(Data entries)
★ ★ ★

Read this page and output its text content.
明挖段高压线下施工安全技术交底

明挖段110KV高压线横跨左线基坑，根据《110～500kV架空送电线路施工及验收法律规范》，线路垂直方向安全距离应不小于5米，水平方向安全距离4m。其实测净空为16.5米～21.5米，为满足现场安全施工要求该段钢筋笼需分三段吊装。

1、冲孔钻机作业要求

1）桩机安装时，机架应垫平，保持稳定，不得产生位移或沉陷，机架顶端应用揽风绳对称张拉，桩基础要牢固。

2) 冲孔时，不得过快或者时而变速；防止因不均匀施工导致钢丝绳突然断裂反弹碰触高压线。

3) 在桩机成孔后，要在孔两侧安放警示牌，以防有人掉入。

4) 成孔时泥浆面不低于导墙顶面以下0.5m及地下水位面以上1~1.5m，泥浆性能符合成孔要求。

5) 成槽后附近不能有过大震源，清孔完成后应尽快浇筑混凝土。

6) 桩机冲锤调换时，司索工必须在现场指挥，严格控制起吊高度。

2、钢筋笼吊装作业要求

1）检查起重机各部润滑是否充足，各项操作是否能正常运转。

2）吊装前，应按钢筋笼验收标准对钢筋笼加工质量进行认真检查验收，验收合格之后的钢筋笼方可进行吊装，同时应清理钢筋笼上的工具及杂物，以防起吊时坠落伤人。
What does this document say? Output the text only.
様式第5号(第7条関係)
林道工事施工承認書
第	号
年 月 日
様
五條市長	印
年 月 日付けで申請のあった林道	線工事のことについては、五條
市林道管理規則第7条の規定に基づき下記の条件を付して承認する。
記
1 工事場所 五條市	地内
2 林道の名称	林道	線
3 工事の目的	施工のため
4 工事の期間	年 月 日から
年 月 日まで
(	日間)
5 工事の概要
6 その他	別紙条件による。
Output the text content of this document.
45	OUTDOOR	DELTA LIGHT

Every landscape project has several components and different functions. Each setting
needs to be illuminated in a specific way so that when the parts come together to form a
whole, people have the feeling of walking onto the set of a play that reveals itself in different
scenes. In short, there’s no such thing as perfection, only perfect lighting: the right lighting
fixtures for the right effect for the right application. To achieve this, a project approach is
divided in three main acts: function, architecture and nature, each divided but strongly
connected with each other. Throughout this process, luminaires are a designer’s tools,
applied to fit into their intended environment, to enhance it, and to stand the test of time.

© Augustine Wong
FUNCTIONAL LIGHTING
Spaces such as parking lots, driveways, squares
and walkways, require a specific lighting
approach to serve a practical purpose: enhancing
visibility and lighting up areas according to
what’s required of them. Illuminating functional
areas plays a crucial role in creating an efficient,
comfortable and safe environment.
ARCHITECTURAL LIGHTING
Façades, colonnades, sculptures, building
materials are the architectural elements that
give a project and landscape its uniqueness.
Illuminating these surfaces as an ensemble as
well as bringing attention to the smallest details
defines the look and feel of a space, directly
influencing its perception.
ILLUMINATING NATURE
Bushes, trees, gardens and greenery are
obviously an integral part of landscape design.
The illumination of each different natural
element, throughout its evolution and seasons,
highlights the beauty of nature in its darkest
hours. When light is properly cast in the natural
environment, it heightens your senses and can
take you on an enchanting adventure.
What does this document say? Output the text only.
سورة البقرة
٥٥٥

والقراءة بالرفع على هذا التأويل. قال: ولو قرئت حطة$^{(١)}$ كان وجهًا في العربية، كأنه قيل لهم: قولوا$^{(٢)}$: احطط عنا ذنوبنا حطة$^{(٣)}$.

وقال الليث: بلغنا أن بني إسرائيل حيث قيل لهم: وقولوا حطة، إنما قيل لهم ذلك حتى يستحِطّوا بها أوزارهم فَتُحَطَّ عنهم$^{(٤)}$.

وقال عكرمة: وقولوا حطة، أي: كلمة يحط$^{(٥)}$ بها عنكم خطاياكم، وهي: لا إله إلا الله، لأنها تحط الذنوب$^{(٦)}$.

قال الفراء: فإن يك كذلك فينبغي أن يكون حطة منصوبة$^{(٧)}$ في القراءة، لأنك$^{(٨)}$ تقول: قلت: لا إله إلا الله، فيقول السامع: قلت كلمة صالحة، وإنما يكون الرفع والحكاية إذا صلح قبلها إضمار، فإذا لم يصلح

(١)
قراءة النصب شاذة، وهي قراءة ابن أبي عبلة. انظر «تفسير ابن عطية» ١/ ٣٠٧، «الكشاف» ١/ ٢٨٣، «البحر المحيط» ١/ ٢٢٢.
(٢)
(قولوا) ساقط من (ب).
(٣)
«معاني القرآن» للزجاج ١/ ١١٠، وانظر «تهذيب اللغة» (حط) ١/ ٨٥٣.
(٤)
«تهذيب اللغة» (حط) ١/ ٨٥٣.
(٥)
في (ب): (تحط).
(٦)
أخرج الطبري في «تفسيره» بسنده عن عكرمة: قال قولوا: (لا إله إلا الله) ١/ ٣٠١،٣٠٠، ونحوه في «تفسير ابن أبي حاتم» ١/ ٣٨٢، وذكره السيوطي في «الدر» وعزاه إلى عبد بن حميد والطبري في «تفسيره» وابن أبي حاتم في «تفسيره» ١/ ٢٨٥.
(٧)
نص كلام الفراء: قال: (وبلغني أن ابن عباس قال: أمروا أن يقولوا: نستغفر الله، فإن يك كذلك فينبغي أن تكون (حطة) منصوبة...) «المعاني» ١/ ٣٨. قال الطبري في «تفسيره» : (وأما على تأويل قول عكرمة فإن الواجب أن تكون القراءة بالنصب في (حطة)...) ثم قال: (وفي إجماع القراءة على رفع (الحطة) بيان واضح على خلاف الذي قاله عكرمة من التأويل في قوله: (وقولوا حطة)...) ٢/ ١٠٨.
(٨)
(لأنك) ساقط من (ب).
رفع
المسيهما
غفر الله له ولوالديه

★ ★ ★

■ **Problem details**:
Copy the data above exactly. Every line must be included.

■ **The response**:
Read this page and output its text content.
明挖段高压线下施工安全技术交底

明挖段110KV高压线横跨左线基坑，根据《110～500kV架空送电线路施工及验收法律规范》，线路垂直方向安全距离应不小于5米，水平方向安全距离4m。其实测净空为16.5米～21.5米，为满足现场安全施工要求该段钢筋笼需分三段吊装。

1、冲孔钻机作业要求

1）桩机安装时，机架应垫平，保持稳定，不得产生位移或沉陷，机架顶端应用揽风绳对称张拉，桩基础要牢固。

2) 冲孔时，不得过快或者时而变速；防止因不均匀施工导致钢丝绳突然断裂反弹碰触高压线。

3) 在桩机成孔后，要在孔两侧安放警示牌，以防有人掉入。

4) 成孔时泥浆面不低于导墙顶面以下0.5m及地下水位面以上1~1.5m，泥浆性能符合成孔要求。

5) 成槽后附近不能有过大震源，清孔完成后应尽快浇筑混凝土。

6) 桩机冲锤调换时，司索工必须在现场指挥，严格控制起吊高度。

2、钢筋笼吊装作业要求

1）检查起重机各部润滑是否充足，各项操作是否能正常运转。

2）吊装前，应按钢筋笼验收标准对钢筋笼加工质量进行认真检查验收，验收合格之后的钢筋笼方可进行吊装，同时应清理钢筋笼上的工具及杂物，以防起吊时坠落伤人。
What does this document say? Output the text only.
様式第5号(第7条関係)
林道工事施工承認書
第	号
年 月 日
様
五條市長	印
年 月 日付けで申請のあった林道	線工事のことについては、五條
市林道管理規則第7条の規定に基づき下記の条件を付して承認する。
記
1 工事場所 五條市	地内
2 林道の名称	林道	線
3 工事の目的	施工のため
4 工事の期間	年 月 日から
年 月 日まで
(	日間)
5 工事の概要
6 その他	別紙条件による。
Output the text content of this document.
45	OUTDOOR	DELTA LIGHT

Every landscape project has several components and different functions. Each setting
needs to be illuminated in a specific way so that when the parts come together to form a
whole, people have the feeling of walking onto the set of a play that reveals itself in different
scenes. In short, there’s no such thing as perfection, only perfect lighting: the right lighting
fixtures for the right effect for the right application. To achieve this, a project approach is
divided in three main acts: function, architecture and nature, each divided but strongly
connected with each other. Throughout this process, luminaires are a designer’s tools,
applied to fit into their intended environment, to enhance it, and to stand the test of time.

© Augustine Wong
FUNCTIONAL LIGHTING
Spaces such as parking lots, driveways, squares
and walkways, require a specific lighting
approach to serve a practical purpose: enhancing
visibility and lighting up areas according to
what’s required of them. Illuminating functional
areas plays a crucial role in creating an efficient,
comfortable and safe environment.
ARCHITECTURAL LIGHTING
Façades, colonnades, sculptures, building
materials are the architectural elements that
give a project and landscape its uniqueness.
Illuminating these surfaces as an ensemble as
well as bringing attention to the smallest details
defines the look and feel of a space, directly
influencing its perception.
ILLUMINATING NATURE
Bushes, trees, gardens and greenery are
obviously an integral part of landscape design.
The illumination of each different natural
element, throughout its evolution and seasons,
highlights the beauty of nature in its darkest
hours. When light is properly cast in the natural
environment, it heightens your senses and can
take you on an enchanting adventure.
What does this document say? Output the text only.
سورة البقرة
٥٥٥

والقراءة بالرفع على هذا التأويل. قال: ولو قرئت حطة$^{(١)}$ كان وجهًا في العربية، كأنه قيل لهم: قولوا$^{(٢)}$: احطط عنا ذنوبنا حطة$^{(٣)}$.

وقال الليث: بلغنا أن بني إسرائيل حيث قيل لهم: وقولوا حطة، إنما قيل لهم ذلك حتى يستحِطّوا بها أوزارهم فَتُحَطَّ عنهم$^{(٤)}$.

وقال عكرمة: وقولوا حطة، أي: كلمة يحط$^{(٥)}$ بها عنكم خطاياكم، وهي: لا إله إلا الله، لأنها تحط الذنوب$^{(٦)}$.

قال الفراء: فإن يك كذلك فينبغي أن يكون حطة منصوبة$^{(٧)}$ في القراءة، لأنك$^{(٨)}$ تقول: قلت: لا إله إلا الله، فيقول السامع: قلت كلمة صالحة، وإنما يكون الرفع والحكاية إذا صلح قبلها إضمار، فإذا لم يصلح

(١)
قراءة النصب شاذة، وهي قراءة ابن أبي عبلة. انظر «تفسير ابن عطية» ١/ ٣٠٧، «الكشاف» ١/ ٢٨٣، «البحر المحيط» ١/ ٢٢٢.
(٢)
(قولوا) ساقط من (ب).
(٣)
«معاني القرآن» للزجاج ١/ ١١٠، وانظر «تهذيب اللغة» (حط) ١/ ٨٥٣.
(٤)
«تهذيب اللغة» (حط) ١/ ٨٥٣.
(٥)
في (ب): (تحط).
(٦)
أخرج الطبري في «تفسيره» بسنده عن عكرمة: قال قولوا: (لا إله إلا الله) ١/ ٣٠١،٣٠٠، ونحوه في «تفسير ابن أبي حاتم» ١/ ٣٨٢، وذكره السيوطي في «الدر» وعزاه إلى عبد بن حميد والطبري في «تفسيره» وابن أبي حاتم في «تفسيره» ١/ ٢٨٥.
(٧)
نص كلام الفراء: قال: (وبلغني أن ابن عباس قال: أمروا أن يقولوا: نستغفر الله، فإن يك كذلك فينبغي أن تكون (حطة) منصوبة...) «المعاني» ١/ ٣٨. قال الطبري في «تفسيره» : (وأما على تأويل قول عكرمة فإن الواجب أن تكون القراءة بالنصب في (حطة)...) ثم قال: (وفي إجماع القراءة على رفع (الحطة) بيان واضح على خلاف الذي قاله عكرمة من التأويل في قوله: (وقولوا حطة)...) ٢/ ١٠٨.
(٨)
(لأنك) ساقط من (ب).
رفع
المسيهما
غفر الله له ولوالديه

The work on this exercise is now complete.